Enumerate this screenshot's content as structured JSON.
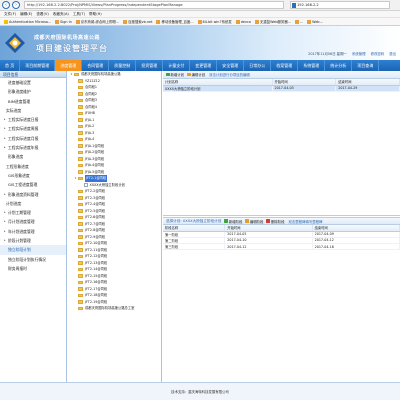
{
  "browser": {
    "url": "http://192.168.2.2:8022/Proj/NPMIS/Views/PlanProgress/IndependentStagePlanManage",
    "tab_title": "192.168.2.2",
    "menu": [
      "文件(F)",
      "编辑(E)",
      "查看(V)",
      "收藏夹(A)",
      "工具(T)",
      "帮助(H)"
    ],
    "favorites": [
      "Authentication Microso...",
      "Sign In",
      "京东商城-综合网上购物...",
      "百度搜索vb.net",
      "移动设备管理_百度...",
      "64-bit win7系统发",
      "devco",
      "无重复Web服务器...",
      "...",
      "Web..."
    ]
  },
  "header": {
    "subtitle": "成都天府国际机场高速公路",
    "title": "项目建设管理平台",
    "date_text": "2017年11月06日 星期一",
    "welcome": "系统管理",
    "link_change": "修改密码",
    "link_exit": "退出"
  },
  "nav": {
    "items": [
      "首 页",
      "项目前期管理",
      "进度管理",
      "合同管理",
      "质量控制",
      "投资管理",
      "计量支付",
      "变更管理",
      "安全管理",
      "日常办公",
      "档案管理",
      "系统管理",
      "统计分析",
      "项目查询"
    ],
    "active_index": 2
  },
  "sidebar": {
    "title": "项目信息",
    "items": [
      {
        "label": "进度基础设置",
        "type": "sub"
      },
      {
        "label": "形象进度维护",
        "type": "sub"
      },
      {
        "label": "BIM进度管理",
        "type": "sub"
      },
      {
        "label": "实际进度",
        "type": "group",
        "toggle": ""
      },
      {
        "label": "工程实际进度日报",
        "type": "sub",
        "toggle": "▸"
      },
      {
        "label": "工程实际进度周报",
        "type": "sub",
        "toggle": "▸"
      },
      {
        "label": "工程实际进度月报",
        "type": "sub",
        "toggle": "▸"
      },
      {
        "label": "工程实际进度年报",
        "type": "sub",
        "toggle": "▸"
      },
      {
        "label": "形象进度",
        "type": "sub"
      },
      {
        "label": "工程形象进度",
        "type": "group",
        "toggle": ""
      },
      {
        "label": "GIS形象进度",
        "type": "sub"
      },
      {
        "label": "GIS工程进度管理",
        "type": "sub"
      },
      {
        "label": "形象进度资料管理",
        "type": "sub",
        "toggle": "▸"
      },
      {
        "label": "计划进度",
        "type": "group",
        "toggle": ""
      },
      {
        "label": "计划工期管理",
        "type": "sub",
        "toggle": "▸"
      },
      {
        "label": "月计划进度管理",
        "type": "sub",
        "toggle": "▸"
      },
      {
        "label": "年计划进度管理",
        "type": "sub",
        "toggle": "▸"
      },
      {
        "label": "阶段计划管理",
        "type": "sub",
        "toggle": "▸"
      },
      {
        "label": "独立阶段计划",
        "type": "sub",
        "active": true
      },
      {
        "label": "独立阶段计划执行情况",
        "type": "sub"
      },
      {
        "label": "财务周报时",
        "type": "sub"
      }
    ]
  },
  "tree": {
    "root": "成都天府国际机场高速公路",
    "nodes": [
      {
        "label": "YZ12Z12",
        "indent": 2
      },
      {
        "label": "合同段1",
        "indent": 2
      },
      {
        "label": "合同段2",
        "indent": 2
      },
      {
        "label": "合同段3",
        "indent": 2
      },
      {
        "label": "合同段4",
        "indent": 2
      },
      {
        "label": "JFXHB",
        "indent": 2
      },
      {
        "label": "JFJA-1",
        "indent": 2
      },
      {
        "label": "JFJA-2",
        "indent": 2
      },
      {
        "label": "JFJA-3",
        "indent": 2
      },
      {
        "label": "JFJA-4",
        "indent": 2
      },
      {
        "label": "JFJA-1合同段",
        "indent": 2
      },
      {
        "label": "JFJA-2合同段",
        "indent": 2
      },
      {
        "label": "JFJA-3合同段",
        "indent": 2
      },
      {
        "label": "JFJA-4合同段",
        "indent": 2
      },
      {
        "label": "JFJA-5合同段",
        "indent": 2
      },
      {
        "label": "JFT2-1合同段",
        "indent": 2,
        "selected": true,
        "toggle": "▾"
      },
      {
        "label": "XXXX大桥独立阶段计划",
        "indent": 4,
        "file": true
      },
      {
        "label": "JFT2-2合同段",
        "indent": 2
      },
      {
        "label": "JFT2-3合同段",
        "indent": 2
      },
      {
        "label": "JFT2-4合同段",
        "indent": 2
      },
      {
        "label": "JFT2-5合同段",
        "indent": 2
      },
      {
        "label": "JFT2-6合同段",
        "indent": 2
      },
      {
        "label": "JFT2-7合同段",
        "indent": 2
      },
      {
        "label": "JFT2-8合同段",
        "indent": 2
      },
      {
        "label": "JFT2-9合同段",
        "indent": 2
      },
      {
        "label": "JFT2-10合同段",
        "indent": 2
      },
      {
        "label": "JFT2-11合同段",
        "indent": 2
      },
      {
        "label": "JFT2-12合同段",
        "indent": 2
      },
      {
        "label": "JFT2-13合同段",
        "indent": 2
      },
      {
        "label": "JFT2-14合同段",
        "indent": 2
      },
      {
        "label": "JFT2-15合同段",
        "indent": 2
      },
      {
        "label": "JFT2-16合同段",
        "indent": 2
      },
      {
        "label": "JFT2-17合同段",
        "indent": 2
      },
      {
        "label": "JFT2-18合同段",
        "indent": 2
      },
      {
        "label": "JFT2-19合同段",
        "indent": 2
      },
      {
        "label": "成都天府国际机场高速公路总工室",
        "indent": 2
      }
    ]
  },
  "top_grid": {
    "toolbar": {
      "add": "新增计划",
      "edit": "编辑计划",
      "hint": "双击计划进行分项目的编辑"
    },
    "columns": [
      "计划名称",
      "开始时间",
      "结束时间"
    ],
    "rows": [
      [
        "XXXX大桥独立阶段计划",
        "2017-04-05",
        "2017-04-29"
      ]
    ]
  },
  "bottom_grid": {
    "title": "选择计划: XXXX大桥独立阶段计划",
    "toolbar": {
      "add": "新增阶段",
      "edit": "编辑阶段",
      "delete": "删除阶段",
      "hint": "双击里程碑填写里程碑"
    },
    "columns": [
      "阶段名称",
      "开始时间",
      "结束时间"
    ],
    "rows": [
      [
        "第一阶段",
        "2017-04-05",
        "2017-04-09"
      ],
      [
        "第二阶段",
        "2017-04-10",
        "2017-04-12"
      ],
      [
        "第三阶段",
        "2017-04-12",
        "2017-04-16"
      ]
    ]
  },
  "footer": {
    "text": "技术支持：重庆海特科技发展有限公司"
  },
  "colors": {
    "nav_bg": "#1f6cbf",
    "nav_active": "#f7941d",
    "accent_link": "#2a68b0"
  }
}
--
Exercise instructions: In the listing, find every line containing the word "JFJA" and list it.

Solution below:
        "label": "JFJA-1",
        "label": "JFJA-2",
        "label": "JFJA-3",
        "label": "JFJA-4",
        "label": "JFJA-1合同段",
        "label": "JFJA-2合同段",
        "label": "JFJA-3合同段",
        "label": "JFJA-4合同段",
        "label": "JFJA-5合同段",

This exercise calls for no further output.